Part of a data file
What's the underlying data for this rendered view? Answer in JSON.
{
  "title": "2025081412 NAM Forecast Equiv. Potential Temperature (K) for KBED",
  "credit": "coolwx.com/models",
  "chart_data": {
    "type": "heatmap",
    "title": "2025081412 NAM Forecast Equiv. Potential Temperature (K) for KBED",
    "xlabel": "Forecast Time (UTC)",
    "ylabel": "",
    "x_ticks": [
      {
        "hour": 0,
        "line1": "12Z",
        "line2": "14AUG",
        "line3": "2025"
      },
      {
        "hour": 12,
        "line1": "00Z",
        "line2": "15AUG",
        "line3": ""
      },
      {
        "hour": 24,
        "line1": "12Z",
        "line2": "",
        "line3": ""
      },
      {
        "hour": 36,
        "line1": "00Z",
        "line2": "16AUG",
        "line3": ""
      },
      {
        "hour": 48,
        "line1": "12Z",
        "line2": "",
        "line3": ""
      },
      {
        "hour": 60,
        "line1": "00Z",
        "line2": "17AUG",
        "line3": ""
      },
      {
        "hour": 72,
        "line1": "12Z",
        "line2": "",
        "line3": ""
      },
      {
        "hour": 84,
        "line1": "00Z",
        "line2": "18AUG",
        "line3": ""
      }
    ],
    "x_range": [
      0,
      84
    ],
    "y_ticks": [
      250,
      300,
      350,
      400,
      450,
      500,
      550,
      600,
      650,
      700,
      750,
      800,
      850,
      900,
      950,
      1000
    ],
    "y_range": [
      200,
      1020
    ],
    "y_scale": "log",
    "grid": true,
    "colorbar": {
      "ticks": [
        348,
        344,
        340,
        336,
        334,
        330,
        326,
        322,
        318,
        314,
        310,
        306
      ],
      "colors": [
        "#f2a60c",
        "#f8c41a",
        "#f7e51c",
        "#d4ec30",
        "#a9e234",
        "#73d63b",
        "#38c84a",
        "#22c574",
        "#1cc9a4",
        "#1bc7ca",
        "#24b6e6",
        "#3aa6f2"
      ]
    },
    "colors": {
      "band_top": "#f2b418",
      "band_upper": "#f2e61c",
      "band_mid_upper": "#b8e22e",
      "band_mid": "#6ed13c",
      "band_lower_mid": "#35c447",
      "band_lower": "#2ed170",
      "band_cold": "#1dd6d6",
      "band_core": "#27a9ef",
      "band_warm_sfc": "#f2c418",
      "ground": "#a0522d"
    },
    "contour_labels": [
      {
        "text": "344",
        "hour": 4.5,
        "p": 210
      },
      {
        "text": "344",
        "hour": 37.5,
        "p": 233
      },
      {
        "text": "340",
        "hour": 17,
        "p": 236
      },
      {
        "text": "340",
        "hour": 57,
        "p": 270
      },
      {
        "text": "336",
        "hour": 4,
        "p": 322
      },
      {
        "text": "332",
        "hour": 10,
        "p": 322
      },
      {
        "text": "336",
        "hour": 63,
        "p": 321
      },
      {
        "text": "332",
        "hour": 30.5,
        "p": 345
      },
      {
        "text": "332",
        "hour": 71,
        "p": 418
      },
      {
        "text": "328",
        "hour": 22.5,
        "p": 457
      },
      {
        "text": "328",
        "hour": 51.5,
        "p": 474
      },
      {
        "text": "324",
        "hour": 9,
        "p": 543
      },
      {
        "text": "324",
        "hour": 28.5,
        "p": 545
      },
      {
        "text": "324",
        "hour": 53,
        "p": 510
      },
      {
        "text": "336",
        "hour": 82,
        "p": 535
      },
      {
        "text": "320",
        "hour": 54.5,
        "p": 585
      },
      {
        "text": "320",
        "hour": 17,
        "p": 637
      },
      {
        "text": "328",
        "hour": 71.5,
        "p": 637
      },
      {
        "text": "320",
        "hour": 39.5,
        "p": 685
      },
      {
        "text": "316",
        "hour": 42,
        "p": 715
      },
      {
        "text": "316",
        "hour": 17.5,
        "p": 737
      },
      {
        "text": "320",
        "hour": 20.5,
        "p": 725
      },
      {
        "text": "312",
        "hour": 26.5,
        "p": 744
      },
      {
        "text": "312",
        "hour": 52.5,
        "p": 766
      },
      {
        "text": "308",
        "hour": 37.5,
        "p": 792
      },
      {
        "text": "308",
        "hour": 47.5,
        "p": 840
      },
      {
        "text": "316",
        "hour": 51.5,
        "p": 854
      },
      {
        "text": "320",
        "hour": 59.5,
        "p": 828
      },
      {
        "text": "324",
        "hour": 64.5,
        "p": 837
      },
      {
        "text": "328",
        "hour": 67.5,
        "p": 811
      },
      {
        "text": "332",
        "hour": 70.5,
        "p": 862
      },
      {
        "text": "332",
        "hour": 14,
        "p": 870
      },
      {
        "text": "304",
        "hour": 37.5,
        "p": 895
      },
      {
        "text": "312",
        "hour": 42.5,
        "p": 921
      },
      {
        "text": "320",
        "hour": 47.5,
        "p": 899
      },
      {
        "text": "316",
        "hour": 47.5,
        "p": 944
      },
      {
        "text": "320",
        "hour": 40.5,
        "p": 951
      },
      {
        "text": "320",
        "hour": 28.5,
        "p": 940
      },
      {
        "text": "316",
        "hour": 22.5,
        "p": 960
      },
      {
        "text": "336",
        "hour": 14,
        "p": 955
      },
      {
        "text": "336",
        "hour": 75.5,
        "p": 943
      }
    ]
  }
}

* _PROBLEM DESCRIPTION_
Where does the word "title" appear? Return each line that holds it.

* _COMPLETE ANSWER_
  "title": "2025081412 NAM Forecast Equiv. Potential Temperature (K) for KBED",
    "title": "2025081412 NAM Forecast Equiv. Potential Temperature (K) for KBED",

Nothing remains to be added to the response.